• Material
⟨
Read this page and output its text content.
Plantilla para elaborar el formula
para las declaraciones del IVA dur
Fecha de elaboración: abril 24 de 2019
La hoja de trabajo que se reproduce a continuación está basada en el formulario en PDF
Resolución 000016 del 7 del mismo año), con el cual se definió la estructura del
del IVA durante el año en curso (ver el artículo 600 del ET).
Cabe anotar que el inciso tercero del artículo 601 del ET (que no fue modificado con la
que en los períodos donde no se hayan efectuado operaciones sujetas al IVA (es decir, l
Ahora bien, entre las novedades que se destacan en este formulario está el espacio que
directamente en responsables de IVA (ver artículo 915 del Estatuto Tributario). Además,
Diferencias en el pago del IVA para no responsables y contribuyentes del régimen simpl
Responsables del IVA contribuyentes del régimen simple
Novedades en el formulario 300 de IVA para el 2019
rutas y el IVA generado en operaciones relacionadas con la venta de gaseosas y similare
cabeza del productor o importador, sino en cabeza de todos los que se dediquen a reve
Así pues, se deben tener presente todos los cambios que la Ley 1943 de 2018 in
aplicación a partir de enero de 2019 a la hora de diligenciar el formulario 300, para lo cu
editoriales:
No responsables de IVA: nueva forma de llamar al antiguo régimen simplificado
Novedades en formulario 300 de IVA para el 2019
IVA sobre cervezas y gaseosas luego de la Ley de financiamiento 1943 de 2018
⟩
• Set problem
Give back all the records exactly as they stand.

• Output
Read this page and output its text content.
Plantilla para elaborar el formula
para las declaraciones del IVA dur
Fecha de elaboración: abril 24 de 2019
La hoja de trabajo que se reproduce a continuación está basada en el formulario en PDF
Resolución 000016 del 7 del mismo año), con el cual se definió la estructura del
del IVA durante el año en curso (ver el artículo 600 del ET).
Cabe anotar que el inciso tercero del artículo 601 del ET (que no fue modificado con la
que en los períodos donde no se hayan efectuado operaciones sujetas al IVA (es decir, l
Ahora bien, entre las novedades que se destacan en este formulario está el espacio que
directamente en responsables de IVA (ver artículo 915 del Estatuto Tributario). Además,
Diferencias en el pago del IVA para no responsables y contribuyentes del régimen simpl
Responsables del IVA contribuyentes del régimen simple
Novedades en el formulario 300 de IVA para el 2019
rutas y el IVA generado en operaciones relacionadas con la venta de gaseosas y similare
cabeza del productor o importador, sino en cabeza de todos los que se dediquen a reve
Así pues, se deben tener presente todos los cambios que la Ley 1943 de 2018 in
aplicación a partir de enero de 2019 a la hora de diligenciar el formulario 300, para lo cu
editoriales:
No responsables de IVA: nueva forma de llamar al antiguo régimen simplificado
Novedades en formulario 300 de IVA para el 2019
IVA sobre cervezas y gaseosas luego de la Ley de financiamiento 1943 de 2018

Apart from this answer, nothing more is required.